→ 確認用の文章
* * *

公開:2021年9月28日
更新:2022年7月5日

icon

IBDとは

炎症性腸疾患のことで、一般的には潰瘍性大腸炎とクローン病のことを指しています。

監修:東京医科歯科大学 消化器連携医療学 准教授 藤井 俊光 先生

公開:2021年9月28日
更新:2022年7月5日

監修:東京医科歯科大学医学部附属病院 消化器内科
医学部内講師 藤井 俊光 先生

IBDについて

IBDって何?

IBDとは、「Inflammatory Bowel Disease」の略で、日本語では「炎症性腸疾患」と呼ばれています。IBDは、広い意味では腸に炎症を引き起こすすべての病気を指しますが、一般的には、本サイトで解説する「潰瘍性大腸炎」と「クローン病」の2つを指す言葉として使われます。

広い意味のIBDは、原因が明らかな特異的炎症性腸疾患と、はっきりとした原因がわからない非特異的炎症性腸疾患に大別されます。特異的炎症性腸疾患には、細菌やウイルスによる感染性腸炎やある種の薬による薬剤性腸炎などがあり、これらは、原因となっている細菌や薬剤を除去することで治癒が可能です。一方、狭い意味のIBDである潰瘍性大腸炎とクローン病は、原因不明の非特異的炎症性腸疾患に分類されます。

消化管とは?

IBDを理解するためには、「消化管」について知っておく必要があります。消化管とは食物が通る管の総称で、口から順に、口腔、咽頭、食道、胃、小腸(十二指腸・空腸・回腸)、大腸(盲腸・結腸・直腸)、肛門に分かれます。私たちが口から食べたものは、この消化管を通って少しずつ消化・吸収され、最後に残ったものが便として排泄されます。

* * *

→ 資料

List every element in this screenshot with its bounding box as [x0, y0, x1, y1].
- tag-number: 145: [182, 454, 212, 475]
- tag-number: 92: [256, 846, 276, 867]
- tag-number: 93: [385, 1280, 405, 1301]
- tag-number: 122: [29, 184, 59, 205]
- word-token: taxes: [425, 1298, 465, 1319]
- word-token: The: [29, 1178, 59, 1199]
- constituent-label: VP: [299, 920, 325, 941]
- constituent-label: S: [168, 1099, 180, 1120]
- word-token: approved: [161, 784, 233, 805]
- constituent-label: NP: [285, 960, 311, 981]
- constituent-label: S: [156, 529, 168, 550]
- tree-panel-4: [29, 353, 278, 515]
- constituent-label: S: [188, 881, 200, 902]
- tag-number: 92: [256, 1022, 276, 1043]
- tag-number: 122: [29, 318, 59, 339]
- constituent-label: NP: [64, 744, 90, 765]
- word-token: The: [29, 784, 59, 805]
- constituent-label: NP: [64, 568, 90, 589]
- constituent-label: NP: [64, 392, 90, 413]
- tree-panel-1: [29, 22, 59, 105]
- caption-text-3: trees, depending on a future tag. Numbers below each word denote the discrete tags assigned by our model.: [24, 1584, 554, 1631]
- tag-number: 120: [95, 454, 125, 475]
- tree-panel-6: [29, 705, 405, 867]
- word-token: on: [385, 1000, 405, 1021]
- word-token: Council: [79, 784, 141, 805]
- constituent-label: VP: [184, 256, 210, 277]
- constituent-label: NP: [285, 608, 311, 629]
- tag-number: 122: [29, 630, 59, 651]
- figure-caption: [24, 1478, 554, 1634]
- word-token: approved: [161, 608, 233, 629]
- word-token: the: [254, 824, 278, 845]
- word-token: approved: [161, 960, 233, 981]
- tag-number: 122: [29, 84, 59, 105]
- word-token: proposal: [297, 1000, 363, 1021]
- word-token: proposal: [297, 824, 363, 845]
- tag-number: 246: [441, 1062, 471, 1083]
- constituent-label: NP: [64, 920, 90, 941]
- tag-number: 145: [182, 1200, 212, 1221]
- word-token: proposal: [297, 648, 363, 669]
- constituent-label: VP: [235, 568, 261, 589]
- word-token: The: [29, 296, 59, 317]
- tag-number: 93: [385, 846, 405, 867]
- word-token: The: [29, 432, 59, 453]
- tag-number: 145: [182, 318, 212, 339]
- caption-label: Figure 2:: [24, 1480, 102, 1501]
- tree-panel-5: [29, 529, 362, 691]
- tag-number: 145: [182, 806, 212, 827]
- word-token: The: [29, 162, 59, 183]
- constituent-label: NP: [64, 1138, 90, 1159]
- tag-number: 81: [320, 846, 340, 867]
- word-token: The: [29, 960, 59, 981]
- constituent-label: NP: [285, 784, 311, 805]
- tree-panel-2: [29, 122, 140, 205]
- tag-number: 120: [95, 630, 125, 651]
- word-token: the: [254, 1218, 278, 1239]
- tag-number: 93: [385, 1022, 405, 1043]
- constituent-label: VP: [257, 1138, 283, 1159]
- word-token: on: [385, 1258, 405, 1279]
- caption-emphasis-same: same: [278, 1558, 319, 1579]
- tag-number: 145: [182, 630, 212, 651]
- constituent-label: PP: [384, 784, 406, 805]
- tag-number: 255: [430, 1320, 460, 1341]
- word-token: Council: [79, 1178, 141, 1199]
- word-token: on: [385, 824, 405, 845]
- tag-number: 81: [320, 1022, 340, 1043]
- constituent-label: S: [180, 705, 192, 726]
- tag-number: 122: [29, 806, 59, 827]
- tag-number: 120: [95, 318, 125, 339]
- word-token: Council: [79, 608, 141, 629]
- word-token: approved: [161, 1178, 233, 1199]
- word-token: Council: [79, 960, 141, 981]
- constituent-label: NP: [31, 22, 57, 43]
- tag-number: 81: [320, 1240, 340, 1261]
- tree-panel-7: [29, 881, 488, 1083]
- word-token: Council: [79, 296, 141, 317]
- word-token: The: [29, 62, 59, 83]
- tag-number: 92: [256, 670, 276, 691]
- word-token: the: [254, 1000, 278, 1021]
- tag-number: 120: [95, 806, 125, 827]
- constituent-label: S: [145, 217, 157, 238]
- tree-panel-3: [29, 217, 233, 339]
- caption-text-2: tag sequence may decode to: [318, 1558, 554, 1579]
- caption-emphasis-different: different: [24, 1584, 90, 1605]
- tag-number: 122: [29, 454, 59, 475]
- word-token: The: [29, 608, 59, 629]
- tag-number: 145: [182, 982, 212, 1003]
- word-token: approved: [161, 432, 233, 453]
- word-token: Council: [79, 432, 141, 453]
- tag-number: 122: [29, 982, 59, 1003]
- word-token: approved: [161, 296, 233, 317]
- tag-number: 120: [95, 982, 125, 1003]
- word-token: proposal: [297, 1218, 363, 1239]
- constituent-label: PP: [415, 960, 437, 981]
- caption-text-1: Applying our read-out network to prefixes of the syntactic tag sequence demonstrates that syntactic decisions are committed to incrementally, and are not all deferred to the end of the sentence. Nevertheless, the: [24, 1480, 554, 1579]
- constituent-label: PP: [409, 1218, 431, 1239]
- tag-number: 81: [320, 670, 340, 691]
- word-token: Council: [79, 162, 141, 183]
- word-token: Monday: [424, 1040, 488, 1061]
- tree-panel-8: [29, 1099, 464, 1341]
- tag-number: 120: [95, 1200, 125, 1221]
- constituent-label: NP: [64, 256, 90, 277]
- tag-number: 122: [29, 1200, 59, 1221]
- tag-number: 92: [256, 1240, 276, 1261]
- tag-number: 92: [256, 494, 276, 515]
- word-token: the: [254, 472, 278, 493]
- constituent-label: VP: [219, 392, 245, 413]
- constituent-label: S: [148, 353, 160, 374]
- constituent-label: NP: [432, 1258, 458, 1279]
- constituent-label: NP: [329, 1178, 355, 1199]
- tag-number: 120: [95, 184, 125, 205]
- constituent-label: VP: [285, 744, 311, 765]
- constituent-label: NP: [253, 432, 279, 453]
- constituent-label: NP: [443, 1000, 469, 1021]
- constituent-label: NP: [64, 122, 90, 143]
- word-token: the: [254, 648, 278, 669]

* * *

→ 作業内容
IBDに関する文章から、「監修:東京医科歯科大学医学部附属病院 消化器内科」から「炎症性腸疾患に分類されます。」までの部分を一字一句変えずに書き写すこと。

→ 回答
監修:東京医科歯科大学医学部附属病院 消化器内科
医学部内講師 藤井 俊光 先生

IBDについて

IBDって何?

IBDとは、「Inflammatory Bowel Disease」の略で、日本語では「炎症性腸疾患」と呼ばれています。IBDは、広い意味では腸に炎症を引き起こすすべての病気を指しますが、一般的には、本サイトで解説する「潰瘍性大腸炎」と「クローン病」の2つを指す言葉として使われます。

広い意味のIBDは、原因が明らかな特異的炎症性腸疾患と、はっきりとした原因がわからない非特異的炎症性腸疾患に大別されます。特異的炎症性腸疾患には、細菌やウイルスによる感染性腸炎やある種の薬による薬剤性腸炎などがあり、これらは、原因となっている細菌や薬剤を除去することで治癒が可能です。一方、狭い意味のIBDである潰瘍性大腸炎とクローン病は、原因不明の非特異的炎症性腸疾患に分類されます。